WHAT YOU WILL DO »
Pick up the Q&A text on letting another user scp files onto a server with minimal access, and continue it from its final sentence.
--- TEXT PASSAGE Enclosed Below ---
4

I've got a remote server my.server.com and I'd like to allow another user (stranger) to scp files onto the box.

Goals:

  • give as little access to the stranger user as possible
  • stranger should not be able to log in at all
  • if possible, arrange one-way copying - they should only be able to copy files onto the sever, not off

How can I accomplish this?

Edit: I've removed all the cross posts. This question only exists here. Please help!

Edit 2: I ended up settling for a normal scp transfer. Selected @Lambert's answer because it was the most complete. Thanks for all the help!

  • I've removed all the cross posts. This questions only exists here. Please help! – beane Jun 25 '15 at 19:33
  • You could set the login shell (using chsh, or by editing /etc/passwd) to /bin/true – Basile Starynkevitch Jun 25 '15 at 19:42
  • You can use file-permission, including the sticky bit. This will allow removal of users own files, only. (Not quite stop all together, but may be what you need.) – ctrl-alt-delor Jun 25 '15 at 20:10
3

If you want all setup all the limiting stuff you mention I would suggest to use ProFTPd.

Using the sftp_module you are able to only allow a secure session. See http://www.proftpd.org/docs/contrib/mod_sftp.html for details about the sftp functionality. Near the bottom of the page an example configuration is listed.
--- End of Enclosed TEXT PASSAGE ---
--- EXERCISE DATA Enclosed Below ---
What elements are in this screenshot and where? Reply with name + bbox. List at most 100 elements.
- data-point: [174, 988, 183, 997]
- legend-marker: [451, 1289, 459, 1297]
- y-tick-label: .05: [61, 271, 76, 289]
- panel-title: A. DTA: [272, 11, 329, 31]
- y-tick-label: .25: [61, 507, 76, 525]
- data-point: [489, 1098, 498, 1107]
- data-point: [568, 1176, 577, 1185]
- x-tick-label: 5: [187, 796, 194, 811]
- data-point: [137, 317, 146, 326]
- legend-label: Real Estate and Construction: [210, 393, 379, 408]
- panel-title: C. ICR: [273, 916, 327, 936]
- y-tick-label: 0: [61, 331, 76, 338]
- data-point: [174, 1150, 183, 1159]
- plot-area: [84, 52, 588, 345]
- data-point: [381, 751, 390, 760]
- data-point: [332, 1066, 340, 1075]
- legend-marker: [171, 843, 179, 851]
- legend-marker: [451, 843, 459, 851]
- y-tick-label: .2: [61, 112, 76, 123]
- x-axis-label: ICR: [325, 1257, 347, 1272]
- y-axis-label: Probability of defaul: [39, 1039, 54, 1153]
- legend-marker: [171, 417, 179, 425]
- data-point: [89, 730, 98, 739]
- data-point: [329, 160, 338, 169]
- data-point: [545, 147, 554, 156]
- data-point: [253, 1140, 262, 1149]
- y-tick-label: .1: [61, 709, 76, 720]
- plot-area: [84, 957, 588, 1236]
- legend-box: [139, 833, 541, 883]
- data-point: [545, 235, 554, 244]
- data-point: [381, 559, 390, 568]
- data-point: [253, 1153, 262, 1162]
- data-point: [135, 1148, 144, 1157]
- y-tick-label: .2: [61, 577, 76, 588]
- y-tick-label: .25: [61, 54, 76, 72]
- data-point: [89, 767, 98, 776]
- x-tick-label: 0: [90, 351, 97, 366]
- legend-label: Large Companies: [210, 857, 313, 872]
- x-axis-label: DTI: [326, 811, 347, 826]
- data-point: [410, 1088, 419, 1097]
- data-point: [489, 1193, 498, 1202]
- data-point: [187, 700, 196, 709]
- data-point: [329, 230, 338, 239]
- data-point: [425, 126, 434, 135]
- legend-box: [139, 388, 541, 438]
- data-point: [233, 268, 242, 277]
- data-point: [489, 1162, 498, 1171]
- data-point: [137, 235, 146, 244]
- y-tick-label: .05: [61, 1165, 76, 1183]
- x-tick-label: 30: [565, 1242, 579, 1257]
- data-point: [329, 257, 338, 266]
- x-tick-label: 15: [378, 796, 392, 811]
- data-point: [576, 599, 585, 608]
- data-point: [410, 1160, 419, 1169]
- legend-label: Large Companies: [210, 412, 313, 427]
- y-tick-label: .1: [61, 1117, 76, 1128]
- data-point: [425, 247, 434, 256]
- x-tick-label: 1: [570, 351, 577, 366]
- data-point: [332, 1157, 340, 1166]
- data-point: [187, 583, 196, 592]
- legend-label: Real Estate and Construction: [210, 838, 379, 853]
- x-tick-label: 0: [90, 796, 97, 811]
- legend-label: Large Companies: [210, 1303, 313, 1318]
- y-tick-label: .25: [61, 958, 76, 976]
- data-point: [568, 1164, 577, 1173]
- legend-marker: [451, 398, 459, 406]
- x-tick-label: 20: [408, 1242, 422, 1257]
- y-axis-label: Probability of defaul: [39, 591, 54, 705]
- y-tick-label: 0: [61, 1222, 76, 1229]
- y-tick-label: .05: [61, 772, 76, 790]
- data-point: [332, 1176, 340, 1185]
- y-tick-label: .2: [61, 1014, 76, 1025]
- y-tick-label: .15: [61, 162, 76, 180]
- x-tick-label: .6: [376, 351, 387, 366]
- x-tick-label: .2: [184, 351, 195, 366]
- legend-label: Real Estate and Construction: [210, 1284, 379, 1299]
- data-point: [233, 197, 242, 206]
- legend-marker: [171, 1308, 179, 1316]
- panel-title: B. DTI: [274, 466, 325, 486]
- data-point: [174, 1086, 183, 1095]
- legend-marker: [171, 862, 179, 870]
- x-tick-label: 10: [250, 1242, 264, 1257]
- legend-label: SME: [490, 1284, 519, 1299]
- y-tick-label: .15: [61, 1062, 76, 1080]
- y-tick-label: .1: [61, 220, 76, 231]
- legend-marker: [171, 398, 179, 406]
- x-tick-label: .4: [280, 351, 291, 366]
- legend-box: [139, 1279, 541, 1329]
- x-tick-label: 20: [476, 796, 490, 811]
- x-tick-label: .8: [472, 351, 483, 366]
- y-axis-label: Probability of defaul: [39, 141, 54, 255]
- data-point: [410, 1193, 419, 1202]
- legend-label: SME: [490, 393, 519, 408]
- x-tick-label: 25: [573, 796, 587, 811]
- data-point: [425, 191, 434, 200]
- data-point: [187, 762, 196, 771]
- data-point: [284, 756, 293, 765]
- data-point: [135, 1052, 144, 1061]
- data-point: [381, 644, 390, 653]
--- End of Enclosed EXERCISE DATA ---
OUTPUT OF THE TASK »
Using the DefaultRoot directive you can isolate the granted user into his/her own directory

Using the <LIMIT> structure you are able to limit the FTP commands you want to allow, i.e. READ so the user can not retrieve files. See http://www.proftpd.org/docs/howto/Limit.html for details.

When you setup the sftp configuration in ProFTPd you probably want to have it to listen on another port than ssh, for example 2222. Configure your firewall and/or router to allow traffic coming from stranger to the port you choose for ProFTPd. Another possibility is to run ProFTPd's sftp module on port 22 and reconfigure ssh to listen on another port.

A sample configuration can look like:

<IfModule mod_sftp.c>
  <VirtualHost a.b.c.d>
    # The SFTP configuration
    Port 2222

    SFTPEngine on
    SFTPLog /var/log/proftpd_sftp.log

    # Configure the RSA, DSA, and ECDSA host keys, using the same host key
    # files that OpenSSH uses. 
    SFTPHostKey /etc/ssh_host_rsa_key
    SFTPHostKey /etc/ssh_host_dsa_key
    SFTPHostKey /etc/ssh_host_ecdsa_key

    <Limit READ>
      DenyAll
    </Limit>

    DefaultRoot ~ users,!staff

  </VirtualHost>
</IfModule>

Note: This is not a complete configuration of ProFTPd, you should review and modify the ProFTPd default configuration to have it fits your need.


There is another possibility to just use OpenSSH for this:

Create the user stranger and set a password for the user:

useradd -m -d /home/stranger -s /bin/true stranger
passwd stranger

Edit the file /etc/ssh/sshd_config and check if the following line exists, add it if it does not exists:

Subsystem       sftp    internal-sftp

Next add a Match block at the bottom of /etc/ssh/sshd_config:

Match User stranger
    ChrootDirectory  %h
    ForceCommand  internal-sftp -P read,remove
    AllowTcpForwarding no

Note: the user will be able to overwrite an existing file.

Restart the sshd daemon.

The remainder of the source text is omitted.